■ **Provided material**:
>> BEGIN

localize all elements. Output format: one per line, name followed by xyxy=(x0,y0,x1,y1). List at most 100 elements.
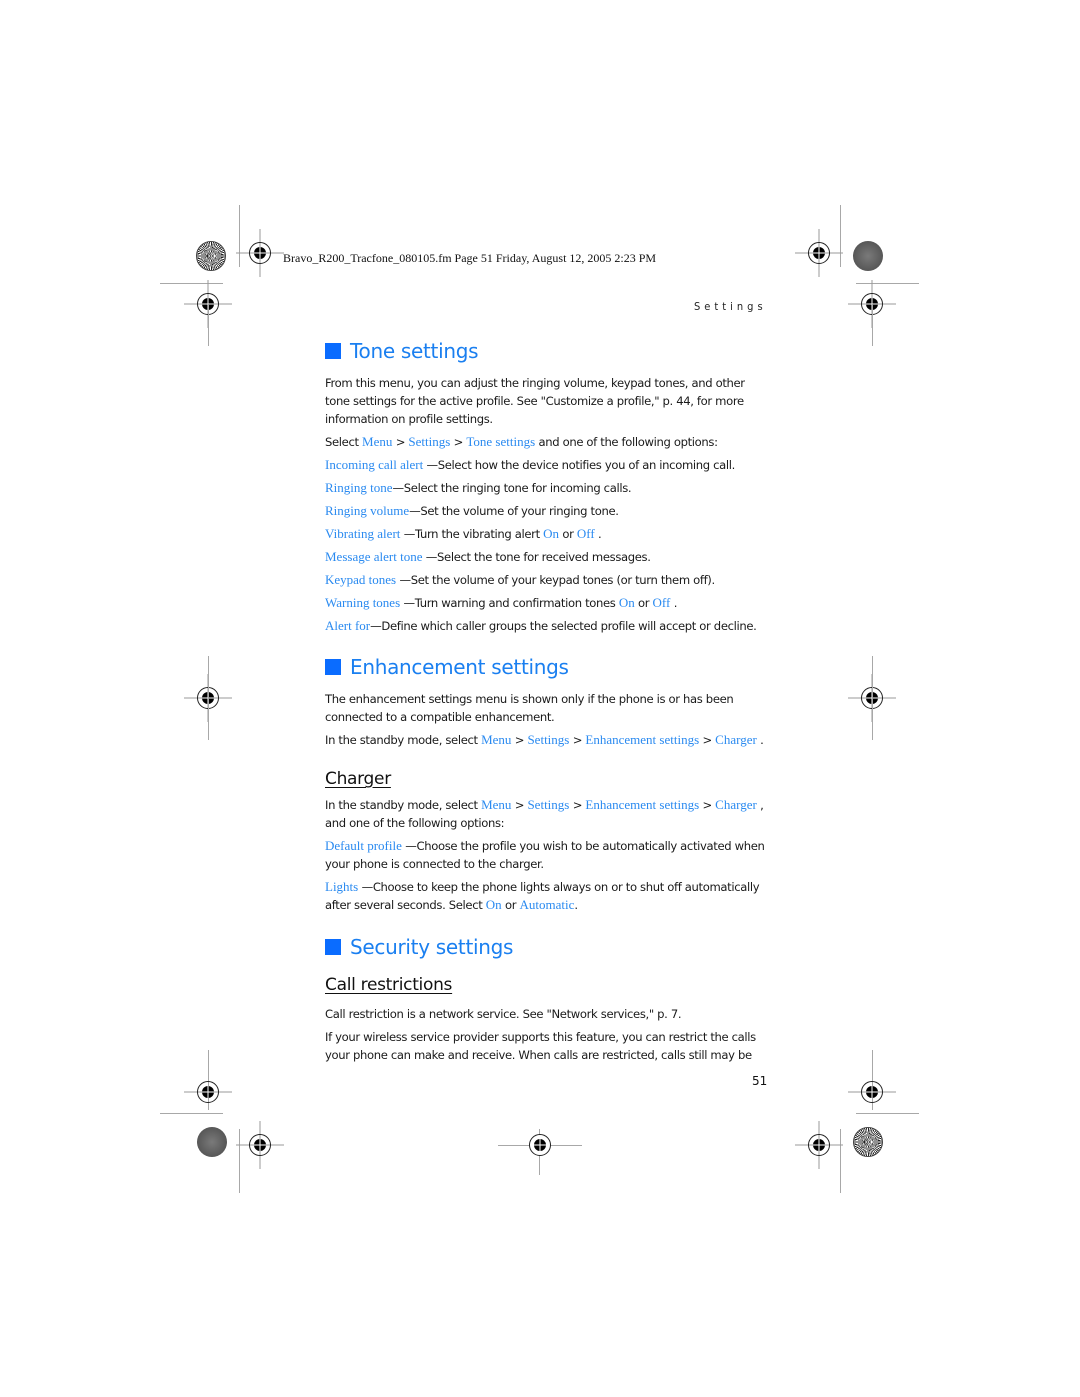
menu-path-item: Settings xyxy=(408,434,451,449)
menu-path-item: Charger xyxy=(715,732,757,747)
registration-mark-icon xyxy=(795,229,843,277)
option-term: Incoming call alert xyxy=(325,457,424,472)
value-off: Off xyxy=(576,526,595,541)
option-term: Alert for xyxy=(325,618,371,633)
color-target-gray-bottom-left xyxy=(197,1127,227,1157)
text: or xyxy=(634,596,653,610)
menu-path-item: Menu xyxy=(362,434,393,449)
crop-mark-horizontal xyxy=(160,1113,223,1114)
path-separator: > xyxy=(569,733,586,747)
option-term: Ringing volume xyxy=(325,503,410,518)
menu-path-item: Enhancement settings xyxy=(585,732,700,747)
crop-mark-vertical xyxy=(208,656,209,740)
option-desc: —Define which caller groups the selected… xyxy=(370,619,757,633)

>> END

Can you lay out the lines of the entries above as a numbered list, skipping blank lines and leaving out the pictures?

1. localize all elements. Output format: one per line, name followed by xyxy=(x0,y0,x1,y1). List at most 100 elements.
2. menu-path-item: Settings xyxy=(408,434,451,449)
3. menu-path-item: Charger xyxy=(715,732,757,747)
4. registration-mark-icon xyxy=(795,229,843,277)
5. option-term: Incoming call alert xyxy=(325,457,424,472)
6. value-off: Off xyxy=(576,526,595,541)
7. option-term: Alert for xyxy=(325,618,371,633)
8. color-target-gray-bottom-left xyxy=(197,1127,227,1157)
9. text: or xyxy=(634,596,653,610)
10. menu-path-item: Menu xyxy=(362,434,393,449)
11. crop-mark-horizontal xyxy=(160,1113,223,1114)
12. path-separator: > xyxy=(569,733,586,747)
13. option-term: Ringing volume xyxy=(325,503,410,518)
14. menu-path-item: Enhancement settings xyxy=(585,732,700,747)
15. crop-mark-vertical xyxy=(208,656,209,740)
16. option-desc: —Define which caller groups the selected… xyxy=(370,619,757,633)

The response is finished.